TASK PROMPT: Pick out each line containing the string "Tony".

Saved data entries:

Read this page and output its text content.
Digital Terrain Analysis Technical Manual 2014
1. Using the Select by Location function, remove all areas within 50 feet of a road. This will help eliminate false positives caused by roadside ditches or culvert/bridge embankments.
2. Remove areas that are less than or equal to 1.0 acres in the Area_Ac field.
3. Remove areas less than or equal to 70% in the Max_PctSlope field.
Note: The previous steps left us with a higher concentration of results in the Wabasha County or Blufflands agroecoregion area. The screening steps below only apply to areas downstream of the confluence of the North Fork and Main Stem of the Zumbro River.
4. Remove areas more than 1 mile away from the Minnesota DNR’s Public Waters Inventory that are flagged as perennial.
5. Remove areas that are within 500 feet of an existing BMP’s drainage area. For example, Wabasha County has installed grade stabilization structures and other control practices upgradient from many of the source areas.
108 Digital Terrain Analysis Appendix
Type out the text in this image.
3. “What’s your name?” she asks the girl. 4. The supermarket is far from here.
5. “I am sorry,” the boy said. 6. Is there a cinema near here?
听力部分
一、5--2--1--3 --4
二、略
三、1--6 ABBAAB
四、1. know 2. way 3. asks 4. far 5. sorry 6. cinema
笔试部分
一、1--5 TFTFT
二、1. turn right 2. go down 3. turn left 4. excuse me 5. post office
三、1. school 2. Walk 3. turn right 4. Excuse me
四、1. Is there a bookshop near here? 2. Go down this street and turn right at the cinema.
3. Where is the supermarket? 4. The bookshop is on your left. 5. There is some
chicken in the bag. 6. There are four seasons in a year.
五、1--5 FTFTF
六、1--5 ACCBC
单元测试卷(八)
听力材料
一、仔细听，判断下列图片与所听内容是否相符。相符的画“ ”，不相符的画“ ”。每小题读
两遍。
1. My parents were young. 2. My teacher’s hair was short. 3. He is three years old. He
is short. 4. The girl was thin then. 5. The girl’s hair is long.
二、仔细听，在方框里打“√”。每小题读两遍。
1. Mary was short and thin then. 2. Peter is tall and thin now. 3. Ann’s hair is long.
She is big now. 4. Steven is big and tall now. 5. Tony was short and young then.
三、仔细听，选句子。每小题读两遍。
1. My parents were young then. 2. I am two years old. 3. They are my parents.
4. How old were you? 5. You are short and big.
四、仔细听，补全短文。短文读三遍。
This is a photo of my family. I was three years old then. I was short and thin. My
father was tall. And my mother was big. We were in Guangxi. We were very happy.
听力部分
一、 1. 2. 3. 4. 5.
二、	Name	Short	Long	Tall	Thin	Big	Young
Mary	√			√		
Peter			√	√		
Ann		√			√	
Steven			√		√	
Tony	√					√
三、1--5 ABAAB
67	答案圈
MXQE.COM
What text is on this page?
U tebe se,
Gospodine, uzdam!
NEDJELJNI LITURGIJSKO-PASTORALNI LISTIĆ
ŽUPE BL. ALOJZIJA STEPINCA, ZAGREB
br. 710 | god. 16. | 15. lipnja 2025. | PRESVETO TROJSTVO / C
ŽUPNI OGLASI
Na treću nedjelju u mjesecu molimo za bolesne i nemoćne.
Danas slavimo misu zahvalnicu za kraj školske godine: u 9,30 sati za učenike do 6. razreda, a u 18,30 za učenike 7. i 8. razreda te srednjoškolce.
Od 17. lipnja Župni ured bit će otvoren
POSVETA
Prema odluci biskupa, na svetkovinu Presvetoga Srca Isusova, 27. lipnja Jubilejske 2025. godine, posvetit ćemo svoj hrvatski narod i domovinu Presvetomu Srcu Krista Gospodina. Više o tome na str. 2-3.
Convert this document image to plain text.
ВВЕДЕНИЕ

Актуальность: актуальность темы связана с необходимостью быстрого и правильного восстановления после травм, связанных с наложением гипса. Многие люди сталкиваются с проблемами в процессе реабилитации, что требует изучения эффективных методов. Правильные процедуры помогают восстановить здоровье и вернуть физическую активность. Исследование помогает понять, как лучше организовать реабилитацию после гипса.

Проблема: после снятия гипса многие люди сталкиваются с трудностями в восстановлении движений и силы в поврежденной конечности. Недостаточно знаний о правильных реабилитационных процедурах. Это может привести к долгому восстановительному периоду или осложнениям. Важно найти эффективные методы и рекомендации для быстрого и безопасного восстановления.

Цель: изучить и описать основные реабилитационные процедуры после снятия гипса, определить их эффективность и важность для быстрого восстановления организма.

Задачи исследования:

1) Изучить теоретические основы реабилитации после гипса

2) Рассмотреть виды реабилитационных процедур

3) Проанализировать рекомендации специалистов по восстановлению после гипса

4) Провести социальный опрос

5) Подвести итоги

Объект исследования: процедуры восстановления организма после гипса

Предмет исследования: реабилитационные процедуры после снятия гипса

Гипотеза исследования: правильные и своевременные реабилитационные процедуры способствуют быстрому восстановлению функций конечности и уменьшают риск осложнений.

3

COMPLETE RESPONSE:
She is big now. 4. Steven is big and tall now. 5. Tony was short and young then.
Tony	√					√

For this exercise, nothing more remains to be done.